[Extracted records]
▶

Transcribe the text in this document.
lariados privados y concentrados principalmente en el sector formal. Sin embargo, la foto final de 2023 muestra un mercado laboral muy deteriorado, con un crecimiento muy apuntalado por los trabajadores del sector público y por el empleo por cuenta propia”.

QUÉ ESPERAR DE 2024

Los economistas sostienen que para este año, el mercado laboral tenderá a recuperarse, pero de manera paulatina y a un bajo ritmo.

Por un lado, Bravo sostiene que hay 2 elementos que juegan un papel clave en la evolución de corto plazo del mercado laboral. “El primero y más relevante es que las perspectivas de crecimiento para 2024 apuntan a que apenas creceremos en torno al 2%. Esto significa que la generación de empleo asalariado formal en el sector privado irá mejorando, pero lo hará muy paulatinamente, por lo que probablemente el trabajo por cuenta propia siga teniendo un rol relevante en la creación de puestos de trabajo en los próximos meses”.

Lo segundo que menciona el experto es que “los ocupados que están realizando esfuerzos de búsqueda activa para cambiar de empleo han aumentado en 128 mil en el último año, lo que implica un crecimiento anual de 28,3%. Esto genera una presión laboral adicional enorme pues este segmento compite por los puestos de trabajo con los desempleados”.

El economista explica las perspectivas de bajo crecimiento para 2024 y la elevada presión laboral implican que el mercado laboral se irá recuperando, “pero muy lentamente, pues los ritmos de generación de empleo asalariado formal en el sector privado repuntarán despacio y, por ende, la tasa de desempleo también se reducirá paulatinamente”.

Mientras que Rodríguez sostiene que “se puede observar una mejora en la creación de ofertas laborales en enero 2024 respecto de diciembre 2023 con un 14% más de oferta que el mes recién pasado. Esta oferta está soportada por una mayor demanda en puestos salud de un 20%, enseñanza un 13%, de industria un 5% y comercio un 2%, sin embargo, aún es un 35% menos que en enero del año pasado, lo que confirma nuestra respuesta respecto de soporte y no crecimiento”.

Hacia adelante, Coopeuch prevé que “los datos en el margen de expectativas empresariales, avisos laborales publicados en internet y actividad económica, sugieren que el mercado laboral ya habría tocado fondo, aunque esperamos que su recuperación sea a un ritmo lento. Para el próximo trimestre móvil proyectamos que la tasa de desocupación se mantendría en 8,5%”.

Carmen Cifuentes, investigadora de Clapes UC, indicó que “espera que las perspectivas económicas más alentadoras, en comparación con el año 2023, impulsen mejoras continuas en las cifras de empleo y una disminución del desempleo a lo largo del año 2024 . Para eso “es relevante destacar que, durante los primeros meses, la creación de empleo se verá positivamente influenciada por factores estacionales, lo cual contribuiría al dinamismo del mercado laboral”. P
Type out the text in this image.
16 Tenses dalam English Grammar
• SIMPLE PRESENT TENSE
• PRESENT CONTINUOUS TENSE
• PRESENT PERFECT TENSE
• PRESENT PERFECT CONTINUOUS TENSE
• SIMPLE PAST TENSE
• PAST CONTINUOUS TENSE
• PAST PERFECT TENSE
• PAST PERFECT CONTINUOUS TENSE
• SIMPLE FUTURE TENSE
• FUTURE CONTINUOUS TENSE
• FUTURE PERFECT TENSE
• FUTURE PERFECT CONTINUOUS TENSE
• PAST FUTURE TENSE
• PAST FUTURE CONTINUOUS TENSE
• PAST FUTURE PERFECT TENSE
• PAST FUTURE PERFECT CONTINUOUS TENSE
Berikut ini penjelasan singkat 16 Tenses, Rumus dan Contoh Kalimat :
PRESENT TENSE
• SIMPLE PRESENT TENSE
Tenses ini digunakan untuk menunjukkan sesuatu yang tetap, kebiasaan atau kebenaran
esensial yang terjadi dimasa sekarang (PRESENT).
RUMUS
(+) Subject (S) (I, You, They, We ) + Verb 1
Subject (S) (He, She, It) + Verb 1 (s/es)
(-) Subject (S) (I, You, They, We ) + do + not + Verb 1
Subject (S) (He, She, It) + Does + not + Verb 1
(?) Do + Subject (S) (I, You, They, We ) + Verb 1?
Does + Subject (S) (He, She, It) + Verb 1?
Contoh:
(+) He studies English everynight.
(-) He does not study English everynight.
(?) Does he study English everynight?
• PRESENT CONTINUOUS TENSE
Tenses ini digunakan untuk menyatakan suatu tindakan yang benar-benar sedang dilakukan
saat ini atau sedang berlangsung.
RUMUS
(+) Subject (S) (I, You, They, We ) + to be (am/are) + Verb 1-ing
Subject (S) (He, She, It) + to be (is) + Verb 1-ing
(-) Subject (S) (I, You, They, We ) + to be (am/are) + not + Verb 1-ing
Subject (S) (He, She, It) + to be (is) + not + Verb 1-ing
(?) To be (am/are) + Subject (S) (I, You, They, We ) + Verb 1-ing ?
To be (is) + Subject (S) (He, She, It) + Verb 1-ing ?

◀

▶ GIVEN PROBLEM
Take the lines above and retype all of them exactly.

▶ TASK RESPONSE
Transcribe the text in this document.
lariados privados y concentrados principalmente en el sector formal. Sin embargo, la foto final de 2023 muestra un mercado laboral muy deteriorado, con un crecimiento muy apuntalado por los trabajadores del sector público y por el empleo por cuenta propia”.

QUÉ ESPERAR DE 2024

Los economistas sostienen que para este año, el mercado laboral tenderá a recuperarse, pero de manera paulatina y a un bajo ritmo.

Por un lado, Bravo sostiene que hay 2 elementos que juegan un papel clave en la evolución de corto plazo del mercado laboral. “El primero y más relevante es que las perspectivas de crecimiento para 2024 apuntan a que apenas creceremos en torno al 2%. Esto significa que la generación de empleo asalariado formal en el sector privado irá mejorando, pero lo hará muy paulatinamente, por lo que probablemente el trabajo por cuenta propia siga teniendo un rol relevante en la creación de puestos de trabajo en los próximos meses”.

Lo segundo que menciona el experto es que “los ocupados que están realizando esfuerzos de búsqueda activa para cambiar de empleo han aumentado en 128 mil en el último año, lo que implica un crecimiento anual de 28,3%. Esto genera una presión laboral adicional enorme pues este segmento compite por los puestos de trabajo con los desempleados”.

El economista explica las perspectivas de bajo crecimiento para 2024 y la elevada presión laboral implican que el mercado laboral se irá recuperando, “pero muy lentamente, pues los ritmos de generación de empleo asalariado formal en el sector privado repuntarán despacio y, por ende, la tasa de desempleo también se reducirá paulatinamente”.

Mientras que Rodríguez sostiene que “se puede observar una mejora en la creación de ofertas laborales en enero 2024 respecto de diciembre 2023 con un 14% más de oferta que el mes recién pasado. Esta oferta está soportada por una mayor demanda en puestos salud de un 20%, enseñanza un 13%, de industria un 5% y comercio un 2%, sin embargo, aún es un 35% menos que en enero del año pasado, lo que confirma nuestra respuesta respecto de soporte y no crecimiento”.

Hacia adelante, Coopeuch prevé que “los datos en el margen de expectativas empresariales, avisos laborales publicados en internet y actividad económica, sugieren que el mercado laboral ya habría tocado fondo, aunque esperamos que su recuperación sea a un ritmo lento. Para el próximo trimestre móvil proyectamos que la tasa de desocupación se mantendría en 8,5%”.

Carmen Cifuentes, investigadora de Clapes UC, indicó que “espera que las perspectivas económicas más alentadoras, en comparación con el año 2023, impulsen mejoras continuas en las cifras de empleo y una disminución del desempleo a lo largo del año 2024 . Para eso “es relevante destacar que, durante los primeros meses, la creación de empleo se verá positivamente influenciada por factores estacionales, lo cual contribuiría al dinamismo del mercado laboral”. P
Type out the text in this image.
16 Tenses dalam English Grammar
• SIMPLE PRESENT TENSE
• PRESENT CONTINUOUS TENSE
• PRESENT PERFECT TENSE
• PRESENT PERFECT CONTINUOUS TENSE
• SIMPLE PAST TENSE
• PAST CONTINUOUS TENSE
• PAST PERFECT TENSE
• PAST PERFECT CONTINUOUS TENSE
• SIMPLE FUTURE TENSE
• FUTURE CONTINUOUS TENSE
• FUTURE PERFECT TENSE
• FUTURE PERFECT CONTINUOUS TENSE
• PAST FUTURE TENSE
• PAST FUTURE CONTINUOUS TENSE
• PAST FUTURE PERFECT TENSE
• PAST FUTURE PERFECT CONTINUOUS TENSE
Berikut ini penjelasan singkat 16 Tenses, Rumus dan Contoh Kalimat :
PRESENT TENSE
• SIMPLE PRESENT TENSE
Tenses ini digunakan untuk menunjukkan sesuatu yang tetap, kebiasaan atau kebenaran
esensial yang terjadi dimasa sekarang (PRESENT).
RUMUS
(+) Subject (S) (I, You, They, We ) + Verb 1
Subject (S) (He, She, It) + Verb 1 (s/es)
(-) Subject (S) (I, You, They, We ) + do + not + Verb 1
Subject (S) (He, She, It) + Does + not + Verb 1
(?) Do + Subject (S) (I, You, They, We ) + Verb 1?
Does + Subject (S) (He, She, It) + Verb 1?
Contoh:
(+) He studies English everynight.
(-) He does not study English everynight.
(?) Does he study English everynight?
• PRESENT CONTINUOUS TENSE
Tenses ini digunakan untuk menyatakan suatu tindakan yang benar-benar sedang dilakukan
saat ini atau sedang berlangsung.
RUMUS
(+) Subject (S) (I, You, They, We ) + to be (am/are) + Verb 1-ing
Subject (S) (He, She, It) + to be (is) + Verb 1-ing
(-) Subject (S) (I, You, They, We ) + to be (am/are) + not + Verb 1-ing
Subject (S) (He, She, It) + to be (is) + not + Verb 1-ing
(?) To be (am/are) + Subject (S) (I, You, They, We ) + Verb 1-ing ?
To be (is) + Subject (S) (He, She, It) + Verb 1-ing ?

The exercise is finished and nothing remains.